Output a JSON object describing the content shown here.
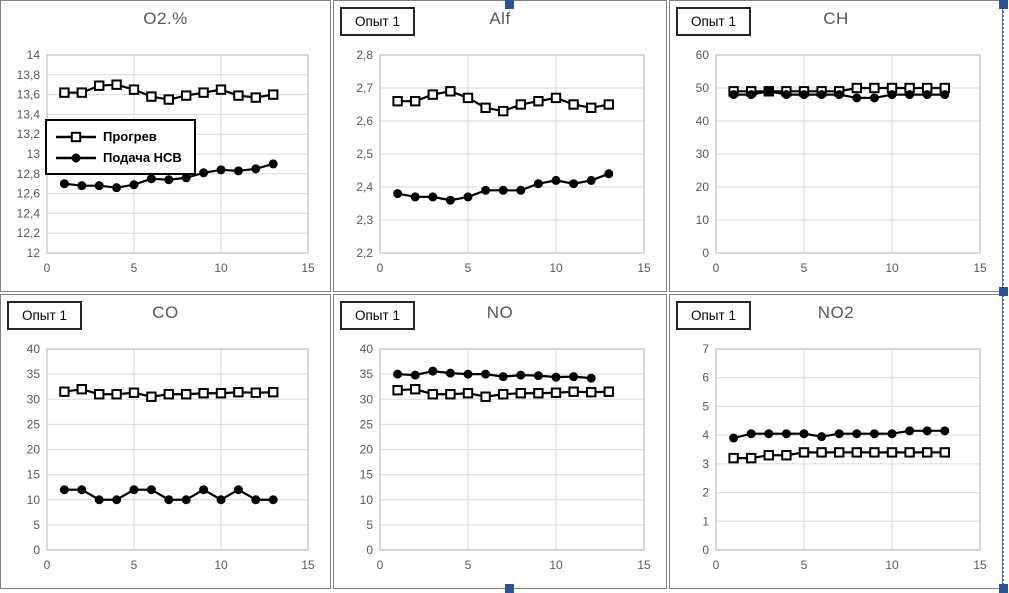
{
  "experiment_label": "Опыт 1",
  "legend": {
    "entries": [
      {
        "label": "Прогрев",
        "marker": "square"
      },
      {
        "label": "Подача НСВ",
        "marker": "circle"
      }
    ]
  },
  "colors": {
    "series": "#000000",
    "gridline": "#d9d9d9",
    "plot_border": "#bfbfbf",
    "tick_text": "#595959",
    "title_text": "#595959",
    "selection_handle": "#2e5496",
    "selection_border": "#4472c4"
  },
  "chart_data": [
    {
      "type": "line",
      "title": "O2.%",
      "show_experiment_label": false,
      "show_legend": true,
      "xlim": [
        0,
        15
      ],
      "xticks": [
        0,
        5,
        10,
        15
      ],
      "ylim": [
        12,
        14
      ],
      "yticks": [
        12,
        12.2,
        12.4,
        12.6,
        12.8,
        13,
        13.2,
        13.4,
        13.6,
        13.8,
        14
      ],
      "ytick_labels": [
        "12",
        "12,2",
        "12,4",
        "12,6",
        "12,8",
        "13",
        "13,2",
        "13,4",
        "13,6",
        "13,8",
        "14"
      ],
      "series": [
        {
          "name": "Прогрев",
          "marker": "square",
          "values": [
            13.62,
            13.62,
            13.69,
            13.7,
            13.65,
            13.58,
            13.55,
            13.59,
            13.62,
            13.65,
            13.59,
            13.57,
            13.6
          ]
        },
        {
          "name": "Подача НСВ",
          "marker": "circle",
          "values": [
            12.7,
            12.68,
            12.68,
            12.66,
            12.69,
            12.75,
            12.74,
            12.76,
            12.81,
            12.84,
            12.83,
            12.85,
            12.9
          ]
        }
      ]
    },
    {
      "type": "line",
      "title": "Alf",
      "show_experiment_label": true,
      "show_legend": false,
      "xlim": [
        0,
        15
      ],
      "xticks": [
        0,
        5,
        10,
        15
      ],
      "ylim": [
        2.2,
        2.8
      ],
      "yticks": [
        2.2,
        2.3,
        2.4,
        2.5,
        2.6,
        2.7,
        2.8
      ],
      "ytick_labels": [
        "2,2",
        "2,3",
        "2,4",
        "2,5",
        "2,6",
        "2,7",
        "2,8"
      ],
      "series": [
        {
          "name": "Прогрев",
          "marker": "square",
          "values": [
            2.66,
            2.66,
            2.68,
            2.69,
            2.67,
            2.64,
            2.63,
            2.65,
            2.66,
            2.67,
            2.65,
            2.64,
            2.65
          ]
        },
        {
          "name": "Подача НСВ",
          "marker": "circle",
          "values": [
            2.38,
            2.37,
            2.37,
            2.36,
            2.37,
            2.39,
            2.39,
            2.39,
            2.41,
            2.42,
            2.41,
            2.42,
            2.44
          ]
        }
      ]
    },
    {
      "type": "line",
      "title": "CH",
      "show_experiment_label": true,
      "show_legend": false,
      "xlim": [
        0,
        15
      ],
      "xticks": [
        0,
        5,
        10,
        15
      ],
      "ylim": [
        0,
        60
      ],
      "yticks": [
        0,
        10,
        20,
        30,
        40,
        50,
        60
      ],
      "ytick_labels": [
        "0",
        "10",
        "20",
        "30",
        "40",
        "50",
        "60"
      ],
      "series": [
        {
          "name": "Прогрев",
          "marker": "square",
          "values": [
            49,
            49,
            49,
            49,
            49,
            49,
            49,
            50,
            50,
            50,
            50,
            50,
            50
          ]
        },
        {
          "name": "Подача НСВ",
          "marker": "circle",
          "values": [
            48,
            48,
            49,
            48,
            48,
            48,
            48,
            47,
            47,
            48,
            48,
            48,
            48
          ]
        }
      ]
    },
    {
      "type": "line",
      "title": "CO",
      "show_experiment_label": true,
      "show_legend": false,
      "xlim": [
        0,
        15
      ],
      "xticks": [
        0,
        5,
        10,
        15
      ],
      "ylim": [
        0,
        40
      ],
      "yticks": [
        0,
        5,
        10,
        15,
        20,
        25,
        30,
        35,
        40
      ],
      "ytick_labels": [
        "0",
        "5",
        "10",
        "15",
        "20",
        "25",
        "30",
        "35",
        "40"
      ],
      "series": [
        {
          "name": "Прогрев",
          "marker": "square",
          "values": [
            31.5,
            32,
            31,
            31,
            31.3,
            30.5,
            31,
            31,
            31.2,
            31.2,
            31.4,
            31.3,
            31.4
          ]
        },
        {
          "name": "Подача НСВ",
          "marker": "circle",
          "values": [
            12,
            12,
            10,
            10,
            12,
            12,
            10,
            10,
            12,
            10,
            12,
            10,
            10
          ]
        }
      ]
    },
    {
      "type": "line",
      "title": "NO",
      "show_experiment_label": true,
      "show_legend": false,
      "xlim": [
        0,
        15
      ],
      "xticks": [
        0,
        5,
        10,
        15
      ],
      "ylim": [
        0,
        40
      ],
      "yticks": [
        0,
        5,
        10,
        15,
        20,
        25,
        30,
        35,
        40
      ],
      "ytick_labels": [
        "0",
        "5",
        "10",
        "15",
        "20",
        "25",
        "30",
        "35",
        "40"
      ],
      "series": [
        {
          "name": "Прогрев",
          "marker": "square",
          "values": [
            31.8,
            32,
            31,
            31,
            31.2,
            30.5,
            31,
            31.2,
            31.2,
            31.3,
            31.5,
            31.4,
            31.5
          ]
        },
        {
          "name": "Подача НСВ",
          "marker": "circle",
          "values": [
            35,
            34.8,
            35.6,
            35.2,
            35,
            35,
            34.5,
            34.8,
            34.7,
            34.4,
            34.5,
            34.2
          ]
        }
      ]
    },
    {
      "type": "line",
      "title": "NO2",
      "show_experiment_label": true,
      "show_legend": false,
      "xlim": [
        0,
        15
      ],
      "xticks": [
        0,
        5,
        10,
        15
      ],
      "ylim": [
        0,
        7
      ],
      "yticks": [
        0,
        1,
        2,
        3,
        4,
        5,
        6,
        7
      ],
      "ytick_labels": [
        "0",
        "1",
        "2",
        "3",
        "4",
        "5",
        "6",
        "7"
      ],
      "series": [
        {
          "name": "Прогрев",
          "marker": "square",
          "values": [
            3.2,
            3.2,
            3.3,
            3.3,
            3.4,
            3.4,
            3.4,
            3.4,
            3.4,
            3.4,
            3.4,
            3.4,
            3.4
          ]
        },
        {
          "name": "Подача НСВ",
          "marker": "circle",
          "values": [
            3.9,
            4.05,
            4.05,
            4.05,
            4.05,
            3.95,
            4.05,
            4.05,
            4.05,
            4.05,
            4.15,
            4.15,
            4.15
          ]
        }
      ]
    }
  ]
}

** What you have to do **
Omit the pictures and reproduce the listing exactly.

** Result of this exercise **
Output a JSON object describing the content shown here.
{
  "experiment_label": "Опыт 1",
  "legend": {
    "entries": [
      {
        "label": "Прогрев",
        "marker": "square"
      },
      {
        "label": "Подача НСВ",
        "marker": "circle"
      }
    ]
  },
  "colors": {
    "series": "#000000",
    "gridline": "#d9d9d9",
    "plot_border": "#bfbfbf",
    "tick_text": "#595959",
    "title_text": "#595959",
    "selection_handle": "#2e5496",
    "selection_border": "#4472c4"
  },
  "chart_data": [
    {
      "type": "line",
      "title": "O2.%",
      "show_experiment_label": false,
      "show_legend": true,
      "xlim": [
        0,
        15
      ],
      "xticks": [
        0,
        5,
        10,
        15
      ],
      "ylim": [
        12,
        14
      ],
      "yticks": [
        12,
        12.2,
        12.4,
        12.6,
        12.8,
        13,
        13.2,
        13.4,
        13.6,
        13.8,
        14
      ],
      "ytick_labels": [
        "12",
        "12,2",
        "12,4",
        "12,6",
        "12,8",
        "13",
        "13,2",
        "13,4",
        "13,6",
        "13,8",
        "14"
      ],
      "series": [
        {
          "name": "Прогрев",
          "marker": "square",
          "values": [
            13.62,
            13.62,
            13.69,
            13.7,
            13.65,
            13.58,
            13.55,
            13.59,
            13.62,
            13.65,
            13.59,
            13.57,
            13.6
          ]
        },
        {
          "name": "Подача НСВ",
          "marker": "circle",
          "values": [
            12.7,
            12.68,
            12.68,
            12.66,
            12.69,
            12.75,
            12.74,
            12.76,
            12.81,
            12.84,
            12.83,
            12.85,
            12.9
          ]
        }
      ]
    },
    {
      "type": "line",
      "title": "Alf",
      "show_experiment_label": true,
      "show_legend": false,
      "xlim": [
        0,
        15
      ],
      "xticks": [
        0,
        5,
        10,
        15
      ],
      "ylim": [
        2.2,
        2.8
      ],
      "yticks": [
        2.2,
        2.3,
        2.4,
        2.5,
        2.6,
        2.7,
        2.8
      ],
      "ytick_labels": [
        "2,2",
        "2,3",
        "2,4",
        "2,5",
        "2,6",
        "2,7",
        "2,8"
      ],
      "series": [
        {
          "name": "Прогрев",
          "marker": "square",
          "values": [
            2.66,
            2.66,
            2.68,
            2.69,
            2.67,
            2.64,
            2.63,
            2.65,
            2.66,
            2.67,
            2.65,
            2.64,
            2.65
          ]
        },
        {
          "name": "Подача НСВ",
          "marker": "circle",
          "values": [
            2.38,
            2.37,
            2.37,
            2.36,
            2.37,
            2.39,
            2.39,
            2.39,
            2.41,
            2.42,
            2.41,
            2.42,
            2.44
          ]
        }
      ]
    },
    {
      "type": "line",
      "title": "CH",
      "show_experiment_label": true,
      "show_legend": false,
      "xlim": [
        0,
        15
      ],
      "xticks": [
        0,
        5,
        10,
        15
      ],
      "ylim": [
        0,
        60
      ],
      "yticks": [
        0,
        10,
        20,
        30,
        40,
        50,
        60
      ],
      "ytick_labels": [
        "0",
        "10",
        "20",
        "30",
        "40",
        "50",
        "60"
      ],
      "series": [
        {
          "name": "Прогрев",
          "marker": "square",
          "values": [
            49,
            49,
            49,
            49,
            49,
            49,
            49,
            50,
            50,
            50,
            50,
            50,
            50
          ]
        },
        {
          "name": "Подача НСВ",
          "marker": "circle",
          "values": [
            48,
            48,
            49,
            48,
            48,
            48,
            48,
            47,
            47,
            48,
            48,
            48,
            48
          ]
        }
      ]
    },
    {
      "type": "line",
      "title": "CO",
      "show_experiment_label": true,
      "show_legend": false,
      "xlim": [
        0,
        15
      ],
      "xticks": [
        0,
        5,
        10,
        15
      ],
      "ylim": [
        0,
        40
      ],
      "yticks": [
        0,
        5,
        10,
        15,
        20,
        25,
        30,
        35,
        40
      ],
      "ytick_labels": [
        "0",
        "5",
        "10",
        "15",
        "20",
        "25",
        "30",
        "35",
        "40"
      ],
      "series": [
        {
          "name": "Прогрев",
          "marker": "square",
          "values": [
            31.5,
            32,
            31,
            31,
            31.3,
            30.5,
            31,
            31,
            31.2,
            31.2,
            31.4,
            31.3,
            31.4
          ]
        },
        {
          "name": "Подача НСВ",
          "marker": "circle",
          "values": [
            12,
            12,
            10,
            10,
            12,
            12,
            10,
            10,
            12,
            10,
            12,
            10,
            10
          ]
        }
      ]
    },
    {
      "type": "line",
      "title": "NO",
      "show_experiment_label": true,
      "show_legend": false,
      "xlim": [
        0,
        15
      ],
      "xticks": [
        0,
        5,
        10,
        15
      ],
      "ylim": [
        0,
        40
      ],
      "yticks": [
        0,
        5,
        10,
        15,
        20,
        25,
        30,
        35,
        40
      ],
      "ytick_labels": [
        "0",
        "5",
        "10",
        "15",
        "20",
        "25",
        "30",
        "35",
        "40"
      ],
      "series": [
        {
          "name": "Прогрев",
          "marker": "square",
          "values": [
            31.8,
            32,
            31,
            31,
            31.2,
            30.5,
            31,
            31.2,
            31.2,
            31.3,
            31.5,
            31.4,
            31.5
          ]
        },
        {
          "name": "Подача НСВ",
          "marker": "circle",
          "values": [
            35,
            34.8,
            35.6,
            35.2,
            35,
            35,
            34.5,
            34.8,
            34.7,
            34.4,
            34.5,
            34.2
          ]
        }
      ]
    },
    {
      "type": "line",
      "title": "NO2",
      "show_experiment_label": true,
      "show_legend": false,
      "xlim": [
        0,
        15
      ],
      "xticks": [
        0,
        5,
        10,
        15
      ],
      "ylim": [
        0,
        7
      ],
      "yticks": [
        0,
        1,
        2,
        3,
        4,
        5,
        6,
        7
      ],
      "ytick_labels": [
        "0",
        "1",
        "2",
        "3",
        "4",
        "5",
        "6",
        "7"
      ],
      "series": [
        {
          "name": "Прогрев",
          "marker": "square",
          "values": [
            3.2,
            3.2,
            3.3,
            3.3,
            3.4,
            3.4,
            3.4,
            3.4,
            3.4,
            3.4,
            3.4,
            3.4,
            3.4
          ]
        },
        {
          "name": "Подача НСВ",
          "marker": "circle",
          "values": [
            3.9,
            4.05,
            4.05,
            4.05,
            4.05,
            3.95,
            4.05,
            4.05,
            4.05,
            4.05,
            4.15,
            4.15,
            4.15
          ]
        }
      ]
    }
  ]
}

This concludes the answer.